> [Exercise objective] Copy everything in the listing from the line containing "Patent image size: (1097, 1130)." down to the line containing "The seal lips 22 is at (804, 489).", changing "seawater" to "salt water" and leaving all else unchanged.

====

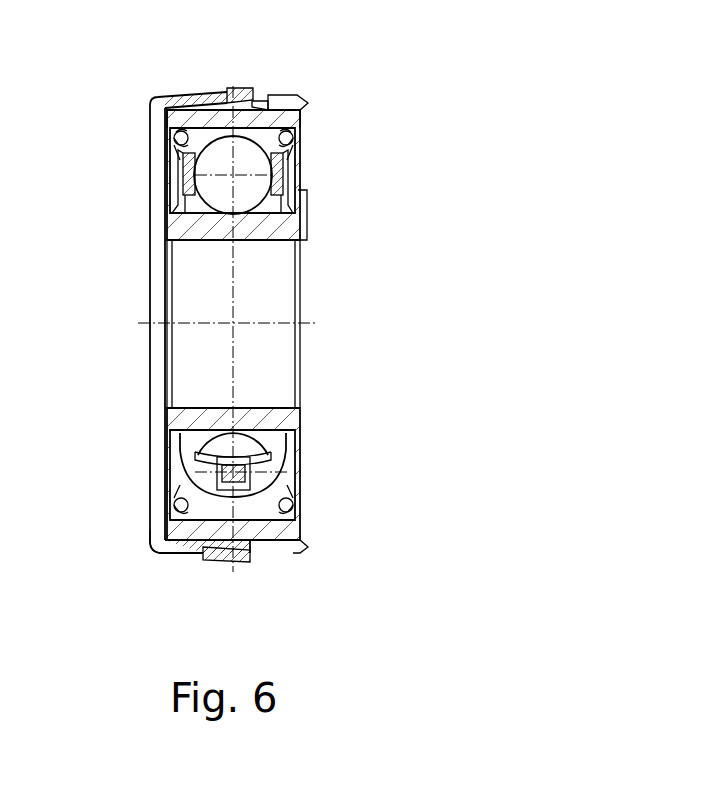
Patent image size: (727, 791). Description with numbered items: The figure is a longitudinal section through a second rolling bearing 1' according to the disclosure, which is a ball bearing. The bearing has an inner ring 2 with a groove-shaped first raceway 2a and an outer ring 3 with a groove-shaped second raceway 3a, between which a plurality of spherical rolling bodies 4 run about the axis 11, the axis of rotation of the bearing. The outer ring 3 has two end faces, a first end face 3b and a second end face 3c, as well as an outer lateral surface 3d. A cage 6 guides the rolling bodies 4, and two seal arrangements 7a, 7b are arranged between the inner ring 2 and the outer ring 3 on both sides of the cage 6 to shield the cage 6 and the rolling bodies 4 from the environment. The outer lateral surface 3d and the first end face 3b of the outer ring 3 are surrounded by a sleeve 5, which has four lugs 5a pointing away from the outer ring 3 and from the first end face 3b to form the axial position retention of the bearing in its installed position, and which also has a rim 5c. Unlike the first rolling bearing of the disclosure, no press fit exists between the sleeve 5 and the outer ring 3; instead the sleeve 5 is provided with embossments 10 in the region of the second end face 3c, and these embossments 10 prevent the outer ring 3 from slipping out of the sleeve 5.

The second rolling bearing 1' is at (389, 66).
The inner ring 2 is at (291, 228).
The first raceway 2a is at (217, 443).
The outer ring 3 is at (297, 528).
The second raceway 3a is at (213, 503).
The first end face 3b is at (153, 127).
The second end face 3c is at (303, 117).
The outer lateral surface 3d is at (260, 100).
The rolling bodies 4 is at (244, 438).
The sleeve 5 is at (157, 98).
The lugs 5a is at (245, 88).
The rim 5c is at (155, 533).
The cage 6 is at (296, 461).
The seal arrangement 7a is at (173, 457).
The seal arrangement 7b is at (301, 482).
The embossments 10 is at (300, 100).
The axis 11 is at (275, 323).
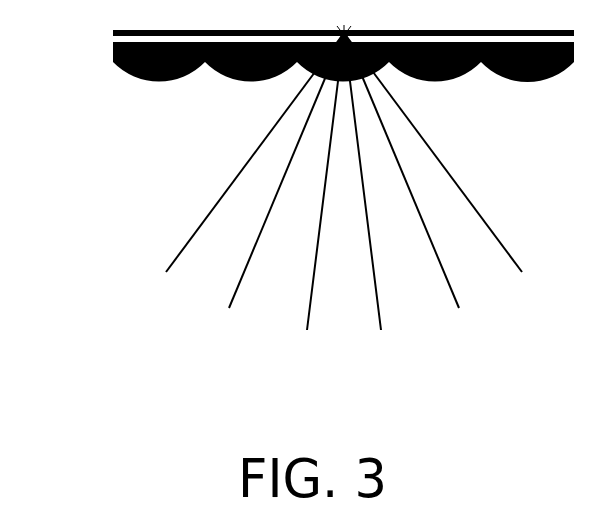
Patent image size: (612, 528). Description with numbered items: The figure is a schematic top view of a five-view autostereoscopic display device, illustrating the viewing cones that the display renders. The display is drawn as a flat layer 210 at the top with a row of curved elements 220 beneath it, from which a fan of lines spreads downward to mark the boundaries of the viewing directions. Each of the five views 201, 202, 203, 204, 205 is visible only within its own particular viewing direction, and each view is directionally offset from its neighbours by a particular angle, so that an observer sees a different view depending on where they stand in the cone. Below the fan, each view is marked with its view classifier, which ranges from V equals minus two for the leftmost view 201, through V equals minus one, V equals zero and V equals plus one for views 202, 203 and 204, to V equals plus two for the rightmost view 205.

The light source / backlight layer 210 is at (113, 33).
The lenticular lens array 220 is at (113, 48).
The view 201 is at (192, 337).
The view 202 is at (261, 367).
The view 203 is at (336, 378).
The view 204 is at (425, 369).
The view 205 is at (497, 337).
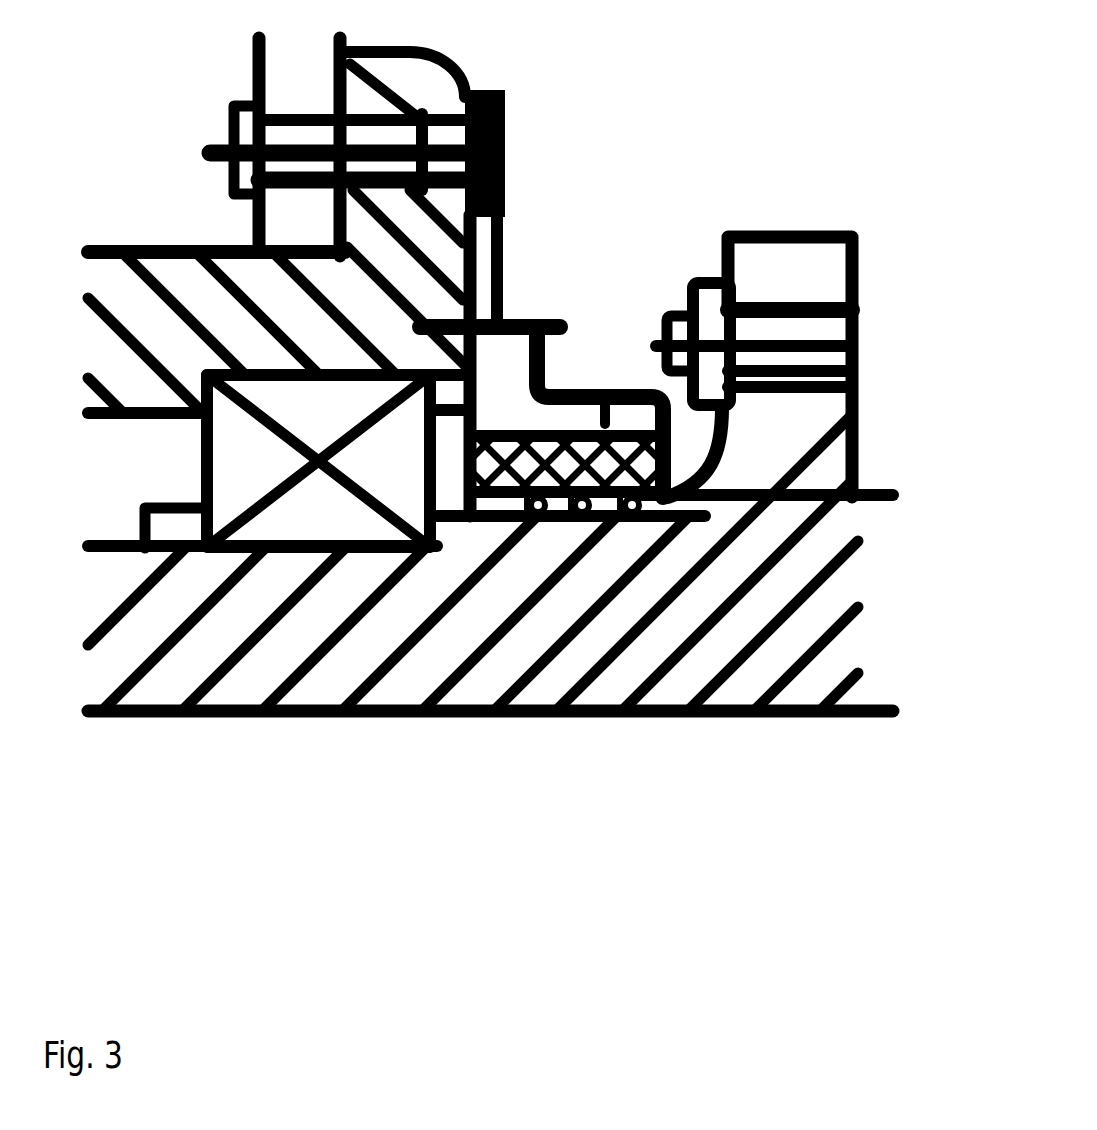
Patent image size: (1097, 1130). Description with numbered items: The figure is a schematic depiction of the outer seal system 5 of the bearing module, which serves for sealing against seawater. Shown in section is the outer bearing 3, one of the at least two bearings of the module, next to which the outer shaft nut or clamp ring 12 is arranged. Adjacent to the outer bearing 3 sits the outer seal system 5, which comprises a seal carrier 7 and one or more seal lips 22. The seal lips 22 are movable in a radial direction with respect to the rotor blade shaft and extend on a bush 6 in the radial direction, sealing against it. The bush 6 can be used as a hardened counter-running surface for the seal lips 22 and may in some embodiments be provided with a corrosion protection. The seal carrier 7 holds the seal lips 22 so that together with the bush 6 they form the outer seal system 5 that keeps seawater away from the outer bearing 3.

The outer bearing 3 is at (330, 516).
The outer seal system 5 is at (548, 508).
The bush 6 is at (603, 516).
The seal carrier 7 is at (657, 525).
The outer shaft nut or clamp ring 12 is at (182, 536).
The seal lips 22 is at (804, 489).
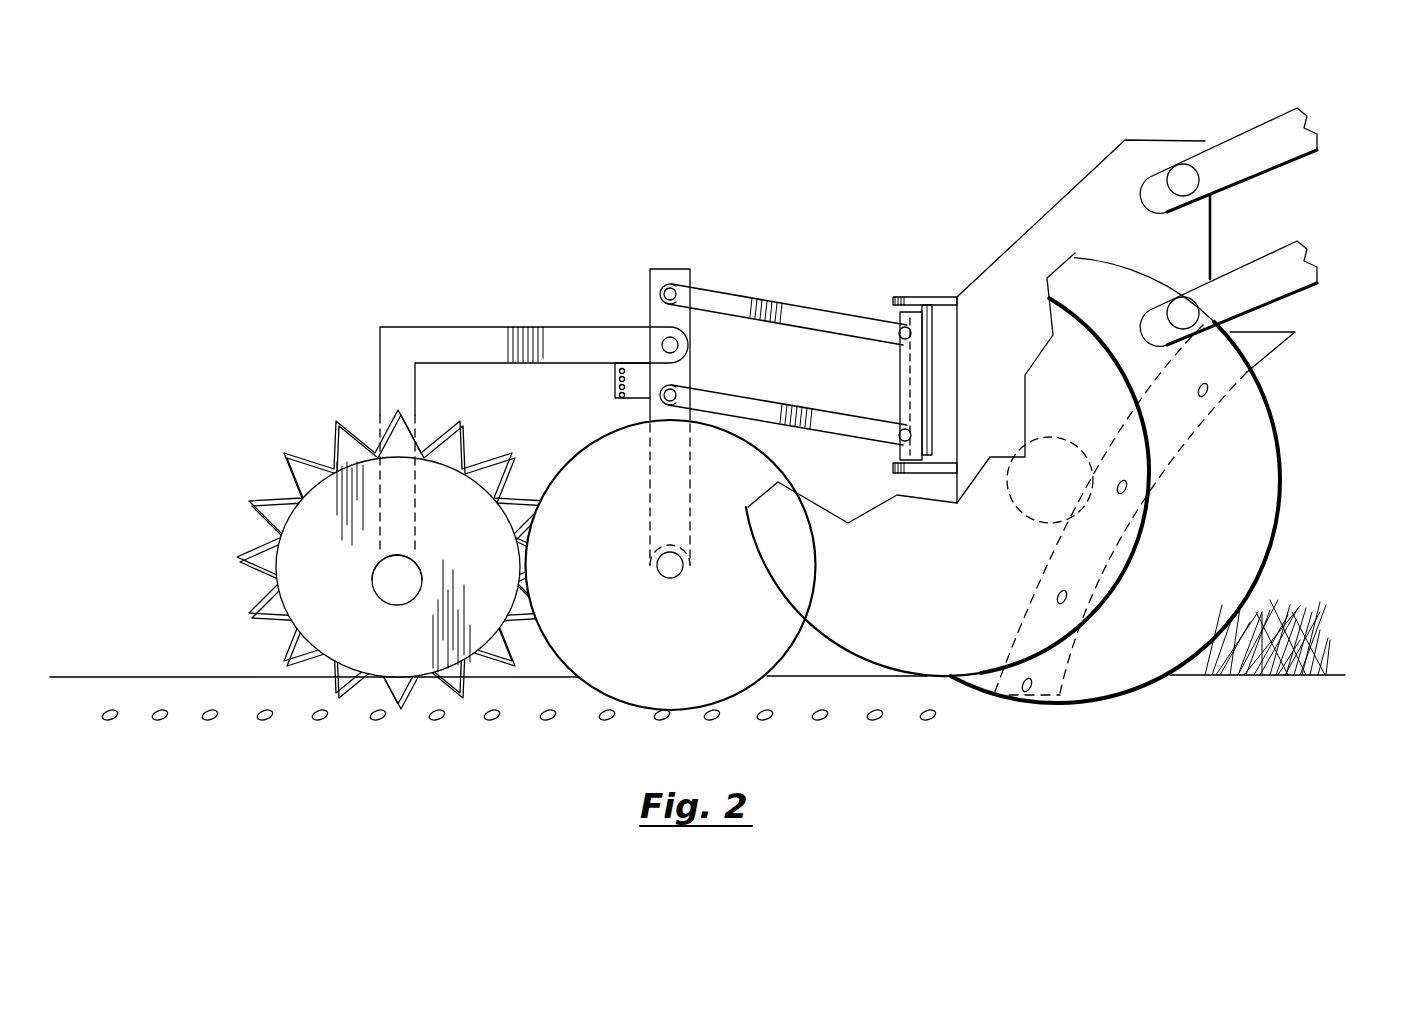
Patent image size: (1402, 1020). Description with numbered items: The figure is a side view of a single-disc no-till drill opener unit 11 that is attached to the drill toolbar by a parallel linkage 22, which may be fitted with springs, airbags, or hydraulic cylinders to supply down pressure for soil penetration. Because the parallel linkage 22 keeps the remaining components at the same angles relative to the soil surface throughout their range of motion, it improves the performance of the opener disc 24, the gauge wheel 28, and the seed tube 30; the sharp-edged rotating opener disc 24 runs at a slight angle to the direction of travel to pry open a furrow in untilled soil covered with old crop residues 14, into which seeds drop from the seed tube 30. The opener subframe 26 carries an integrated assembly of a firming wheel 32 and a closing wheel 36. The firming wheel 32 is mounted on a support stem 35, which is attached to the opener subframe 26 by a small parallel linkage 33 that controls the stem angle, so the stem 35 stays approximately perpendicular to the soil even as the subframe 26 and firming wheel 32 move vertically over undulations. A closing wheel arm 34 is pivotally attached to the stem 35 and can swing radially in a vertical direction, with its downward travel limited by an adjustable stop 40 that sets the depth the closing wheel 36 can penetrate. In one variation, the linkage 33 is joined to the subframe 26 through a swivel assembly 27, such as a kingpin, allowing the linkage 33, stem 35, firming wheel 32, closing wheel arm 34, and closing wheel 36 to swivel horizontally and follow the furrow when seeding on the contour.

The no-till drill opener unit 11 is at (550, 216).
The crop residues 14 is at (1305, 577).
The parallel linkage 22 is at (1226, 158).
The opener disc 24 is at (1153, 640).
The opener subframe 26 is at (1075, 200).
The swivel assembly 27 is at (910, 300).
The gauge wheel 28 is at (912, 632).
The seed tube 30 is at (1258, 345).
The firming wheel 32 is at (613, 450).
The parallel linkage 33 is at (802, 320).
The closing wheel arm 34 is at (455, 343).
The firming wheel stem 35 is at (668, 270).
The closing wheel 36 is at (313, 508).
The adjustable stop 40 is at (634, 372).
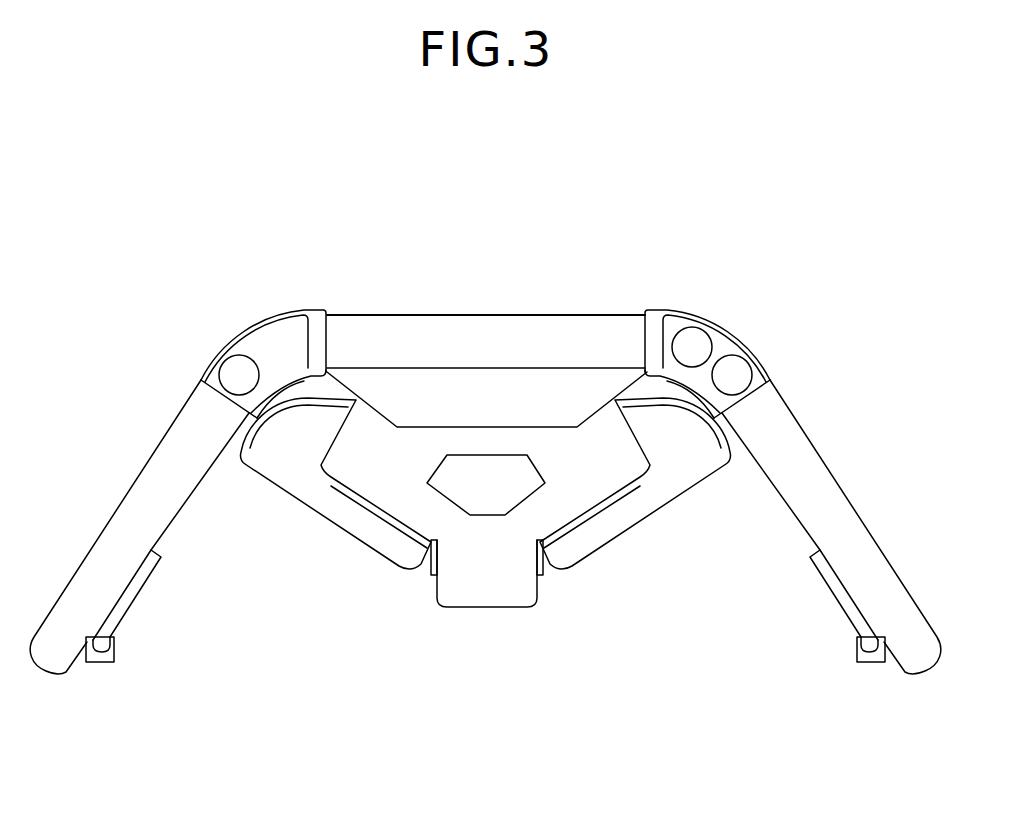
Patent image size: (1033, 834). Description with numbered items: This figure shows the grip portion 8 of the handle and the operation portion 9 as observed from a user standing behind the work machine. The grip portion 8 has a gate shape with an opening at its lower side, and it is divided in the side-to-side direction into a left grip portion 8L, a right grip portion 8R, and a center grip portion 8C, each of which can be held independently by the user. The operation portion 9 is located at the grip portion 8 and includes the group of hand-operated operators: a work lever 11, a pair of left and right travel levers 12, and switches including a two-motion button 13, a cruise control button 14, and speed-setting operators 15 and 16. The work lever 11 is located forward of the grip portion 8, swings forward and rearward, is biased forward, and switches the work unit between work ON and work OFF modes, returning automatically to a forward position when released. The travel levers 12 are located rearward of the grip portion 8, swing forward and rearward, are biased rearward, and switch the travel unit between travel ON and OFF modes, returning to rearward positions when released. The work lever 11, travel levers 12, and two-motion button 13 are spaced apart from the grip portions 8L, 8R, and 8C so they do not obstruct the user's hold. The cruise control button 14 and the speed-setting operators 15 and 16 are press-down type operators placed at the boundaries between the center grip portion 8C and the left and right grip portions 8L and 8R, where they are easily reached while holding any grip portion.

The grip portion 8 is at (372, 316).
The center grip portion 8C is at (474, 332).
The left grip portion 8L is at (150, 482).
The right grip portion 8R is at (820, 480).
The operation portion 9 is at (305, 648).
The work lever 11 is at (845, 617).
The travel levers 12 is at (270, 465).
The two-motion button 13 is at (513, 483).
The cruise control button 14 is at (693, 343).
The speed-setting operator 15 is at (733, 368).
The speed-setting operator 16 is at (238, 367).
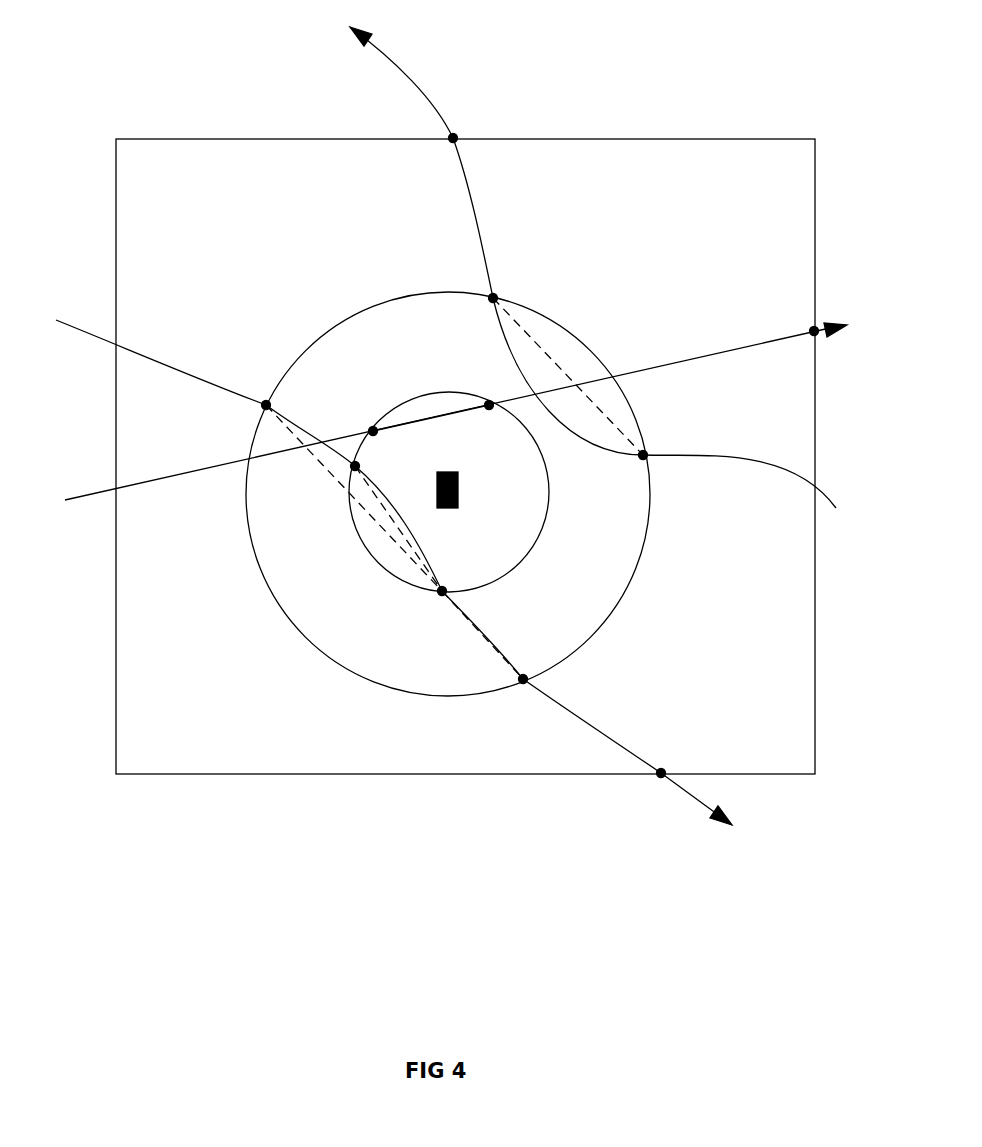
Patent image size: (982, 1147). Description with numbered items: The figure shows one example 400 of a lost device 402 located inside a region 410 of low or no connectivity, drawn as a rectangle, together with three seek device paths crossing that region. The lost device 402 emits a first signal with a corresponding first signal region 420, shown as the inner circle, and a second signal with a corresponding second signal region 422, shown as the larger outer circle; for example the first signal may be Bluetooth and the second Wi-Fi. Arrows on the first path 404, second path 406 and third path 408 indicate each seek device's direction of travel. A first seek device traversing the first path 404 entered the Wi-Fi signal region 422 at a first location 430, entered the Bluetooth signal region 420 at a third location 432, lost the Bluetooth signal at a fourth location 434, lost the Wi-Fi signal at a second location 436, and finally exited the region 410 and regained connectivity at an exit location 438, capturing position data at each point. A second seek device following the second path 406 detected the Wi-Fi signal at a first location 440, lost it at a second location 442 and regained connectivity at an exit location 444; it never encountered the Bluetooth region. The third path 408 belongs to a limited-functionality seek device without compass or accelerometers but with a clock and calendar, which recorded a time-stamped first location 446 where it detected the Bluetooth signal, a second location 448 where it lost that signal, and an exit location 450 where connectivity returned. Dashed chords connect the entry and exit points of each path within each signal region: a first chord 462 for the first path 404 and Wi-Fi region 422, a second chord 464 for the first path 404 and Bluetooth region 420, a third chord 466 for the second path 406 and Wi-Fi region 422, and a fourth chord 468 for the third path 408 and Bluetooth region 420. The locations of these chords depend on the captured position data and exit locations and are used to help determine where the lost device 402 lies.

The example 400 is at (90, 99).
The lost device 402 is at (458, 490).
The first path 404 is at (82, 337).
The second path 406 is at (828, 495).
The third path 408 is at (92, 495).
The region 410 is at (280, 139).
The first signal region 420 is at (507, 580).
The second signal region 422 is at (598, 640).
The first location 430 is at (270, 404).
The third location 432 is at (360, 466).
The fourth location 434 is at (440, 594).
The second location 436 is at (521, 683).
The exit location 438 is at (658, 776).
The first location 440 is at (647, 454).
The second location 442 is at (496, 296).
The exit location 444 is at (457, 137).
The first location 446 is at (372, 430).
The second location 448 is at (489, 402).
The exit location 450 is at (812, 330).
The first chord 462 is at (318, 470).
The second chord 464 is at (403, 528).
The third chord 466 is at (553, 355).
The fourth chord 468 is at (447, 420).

====

> [Task answer]
Patent image size: (1097, 1130). Description with numbered items: The figure is a schematic depiction of the outer seal system 5 of the bearing module, which serves for sealing against salt water. Shown in section is the outer bearing 3, one of the at least two bearings of the module, next to which the outer shaft nut or clamp ring 12 is arranged. Adjacent to the outer bearing 3 sits the outer seal system 5, which comprises a seal carrier 7 and one or more seal lips 22. The seal lips 22 are movable in a radial direction with respect to the rotor blade shaft and extend on a bush 6 in the radial direction, sealing against it. The bush 6 can be used as a hardened counter-running surface for the seal lips 22 and may in some embodiments be provided with a corrosion protection. The seal carrier 7 holds the seal lips 22 so that together with the bush 6 they form the outer seal system 5 that keeps salt water away from the outer bearing 3.

The outer bearing 3 is at (330, 516).
The outer seal system 5 is at (548, 508).
The bush 6 is at (603, 516).
The seal carrier 7 is at (657, 525).
The outer shaft nut or clamp ring 12 is at (182, 536).
The seal lips 22 is at (804, 489).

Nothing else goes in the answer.